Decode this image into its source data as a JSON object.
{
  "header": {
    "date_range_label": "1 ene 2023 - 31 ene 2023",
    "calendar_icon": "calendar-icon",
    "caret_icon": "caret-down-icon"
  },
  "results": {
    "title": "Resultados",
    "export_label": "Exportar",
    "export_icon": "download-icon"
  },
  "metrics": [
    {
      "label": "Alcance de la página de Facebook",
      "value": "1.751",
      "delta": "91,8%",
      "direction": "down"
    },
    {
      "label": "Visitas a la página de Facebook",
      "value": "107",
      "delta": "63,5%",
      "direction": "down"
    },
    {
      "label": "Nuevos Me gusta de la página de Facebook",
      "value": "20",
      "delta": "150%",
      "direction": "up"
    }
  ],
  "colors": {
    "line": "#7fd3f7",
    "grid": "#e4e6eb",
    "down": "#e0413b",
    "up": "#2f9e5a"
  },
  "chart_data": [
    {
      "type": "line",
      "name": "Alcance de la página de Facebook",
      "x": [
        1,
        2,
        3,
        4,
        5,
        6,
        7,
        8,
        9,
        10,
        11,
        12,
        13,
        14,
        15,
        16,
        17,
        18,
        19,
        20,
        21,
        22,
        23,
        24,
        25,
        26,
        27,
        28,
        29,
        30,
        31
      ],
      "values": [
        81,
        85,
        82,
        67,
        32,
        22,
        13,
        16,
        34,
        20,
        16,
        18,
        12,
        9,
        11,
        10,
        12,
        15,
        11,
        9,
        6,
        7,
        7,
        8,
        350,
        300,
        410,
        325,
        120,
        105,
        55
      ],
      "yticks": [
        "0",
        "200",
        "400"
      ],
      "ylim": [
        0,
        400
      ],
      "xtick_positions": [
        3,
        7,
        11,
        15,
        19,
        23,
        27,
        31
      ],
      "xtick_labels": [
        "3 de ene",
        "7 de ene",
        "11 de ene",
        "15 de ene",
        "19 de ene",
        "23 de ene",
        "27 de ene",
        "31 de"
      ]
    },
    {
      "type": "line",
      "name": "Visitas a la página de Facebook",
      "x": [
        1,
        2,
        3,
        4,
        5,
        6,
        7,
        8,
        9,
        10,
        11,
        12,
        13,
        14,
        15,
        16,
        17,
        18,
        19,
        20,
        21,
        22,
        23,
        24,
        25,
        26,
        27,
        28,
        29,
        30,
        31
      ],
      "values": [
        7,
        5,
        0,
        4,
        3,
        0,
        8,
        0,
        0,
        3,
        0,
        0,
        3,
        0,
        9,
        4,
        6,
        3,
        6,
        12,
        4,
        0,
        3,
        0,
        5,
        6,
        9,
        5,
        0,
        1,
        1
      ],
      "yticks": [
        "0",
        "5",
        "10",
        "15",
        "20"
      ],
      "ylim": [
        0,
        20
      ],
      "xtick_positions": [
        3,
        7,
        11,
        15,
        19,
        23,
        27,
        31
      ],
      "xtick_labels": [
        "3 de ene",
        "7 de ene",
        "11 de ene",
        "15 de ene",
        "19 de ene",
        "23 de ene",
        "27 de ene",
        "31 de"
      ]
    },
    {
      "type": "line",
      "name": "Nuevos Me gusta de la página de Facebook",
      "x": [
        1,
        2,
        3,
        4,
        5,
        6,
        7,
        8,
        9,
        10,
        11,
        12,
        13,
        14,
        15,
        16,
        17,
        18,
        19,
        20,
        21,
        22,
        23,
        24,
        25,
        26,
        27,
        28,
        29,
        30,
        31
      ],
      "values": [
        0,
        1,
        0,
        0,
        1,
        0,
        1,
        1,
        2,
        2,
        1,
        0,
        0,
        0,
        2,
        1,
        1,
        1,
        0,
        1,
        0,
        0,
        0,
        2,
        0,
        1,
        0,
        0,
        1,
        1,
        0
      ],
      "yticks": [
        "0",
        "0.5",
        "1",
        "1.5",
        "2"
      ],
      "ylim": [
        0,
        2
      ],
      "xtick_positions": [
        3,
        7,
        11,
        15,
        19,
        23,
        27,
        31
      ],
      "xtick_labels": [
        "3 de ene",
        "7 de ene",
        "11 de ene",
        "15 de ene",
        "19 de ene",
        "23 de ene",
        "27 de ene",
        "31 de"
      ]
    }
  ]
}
--*--
Repeat every line of the data, exactly and in full.

Decode this image into its source data as a JSON object.
{
  "header": {
    "date_range_label": "1 ene 2023 - 31 ene 2023",
    "calendar_icon": "calendar-icon",
    "caret_icon": "caret-down-icon"
  },
  "results": {
    "title": "Resultados",
    "export_label": "Exportar",
    "export_icon": "download-icon"
  },
  "metrics": [
    {
      "label": "Alcance de la página de Facebook",
      "value": "1.751",
      "delta": "91,8%",
      "direction": "down"
    },
    {
      "label": "Visitas a la página de Facebook",
      "value": "107",
      "delta": "63,5%",
      "direction": "down"
    },
    {
      "label": "Nuevos Me gusta de la página de Facebook",
      "value": "20",
      "delta": "150%",
      "direction": "up"
    }
  ],
  "colors": {
    "line": "#7fd3f7",
    "grid": "#e4e6eb",
    "down": "#e0413b",
    "up": "#2f9e5a"
  },
  "chart_data": [
    {
      "type": "line",
      "name": "Alcance de la página de Facebook",
      "x": [
        1,
        2,
        3,
        4,
        5,
        6,
        7,
        8,
        9,
        10,
        11,
        12,
        13,
        14,
        15,
        16,
        17,
        18,
        19,
        20,
        21,
        22,
        23,
        24,
        25,
        26,
        27,
        28,
        29,
        30,
        31
      ],
      "values": [
        81,
        85,
        82,
        67,
        32,
        22,
        13,
        16,
        34,
        20,
        16,
        18,
        12,
        9,
        11,
        10,
        12,
        15,
        11,
        9,
        6,
        7,
        7,
        8,
        350,
        300,
        410,
        325,
        120,
        105,
        55
      ],
      "yticks": [
        "0",
        "200",
        "400"
      ],
      "ylim": [
        0,
        400
      ],
      "xtick_positions": [
        3,
        7,
        11,
        15,
        19,
        23,
        27,
        31
      ],
      "xtick_labels": [
        "3 de ene",
        "7 de ene",
        "11 de ene",
        "15 de ene",
        "19 de ene",
        "23 de ene",
        "27 de ene",
        "31 de"
      ]
    },
    {
      "type": "line",
      "name": "Visitas a la página de Facebook",
      "x": [
        1,
        2,
        3,
        4,
        5,
        6,
        7,
        8,
        9,
        10,
        11,
        12,
        13,
        14,
        15,
        16,
        17,
        18,
        19,
        20,
        21,
        22,
        23,
        24,
        25,
        26,
        27,
        28,
        29,
        30,
        31
      ],
      "values": [
        7,
        5,
        0,
        4,
        3,
        0,
        8,
        0,
        0,
        3,
        0,
        0,
        3,
        0,
        9,
        4,
        6,
        3,
        6,
        12,
        4,
        0,
        3,
        0,
        5,
        6,
        9,
        5,
        0,
        1,
        1
      ],
      "yticks": [
        "0",
        "5",
        "10",
        "15",
        "20"
      ],
      "ylim": [
        0,
        20
      ],
      "xtick_positions": [
        3,
        7,
        11,
        15,
        19,
        23,
        27,
        31
      ],
      "xtick_labels": [
        "3 de ene",
        "7 de ene",
        "11 de ene",
        "15 de ene",
        "19 de ene",
        "23 de ene",
        "27 de ene",
        "31 de"
      ]
    },
    {
      "type": "line",
      "name": "Nuevos Me gusta de la página de Facebook",
      "x": [
        1,
        2,
        3,
        4,
        5,
        6,
        7,
        8,
        9,
        10,
        11,
        12,
        13,
        14,
        15,
        16,
        17,
        18,
        19,
        20,
        21,
        22,
        23,
        24,
        25,
        26,
        27,
        28,
        29,
        30,
        31
      ],
      "values": [
        0,
        1,
        0,
        0,
        1,
        0,
        1,
        1,
        2,
        2,
        1,
        0,
        0,
        0,
        2,
        1,
        1,
        1,
        0,
        1,
        0,
        0,
        0,
        2,
        0,
        1,
        0,
        0,
        1,
        1,
        0
      ],
      "yticks": [
        "0",
        "0.5",
        "1",
        "1.5",
        "2"
      ],
      "ylim": [
        0,
        2
      ],
      "xtick_positions": [
        3,
        7,
        11,
        15,
        19,
        23,
        27,
        31
      ],
      "xtick_labels": [
        "3 de ene",
        "7 de ene",
        "11 de ene",
        "15 de ene",
        "19 de ene",
        "23 de ene",
        "27 de ene",
        "31 de"
      ]
    }
  ]
}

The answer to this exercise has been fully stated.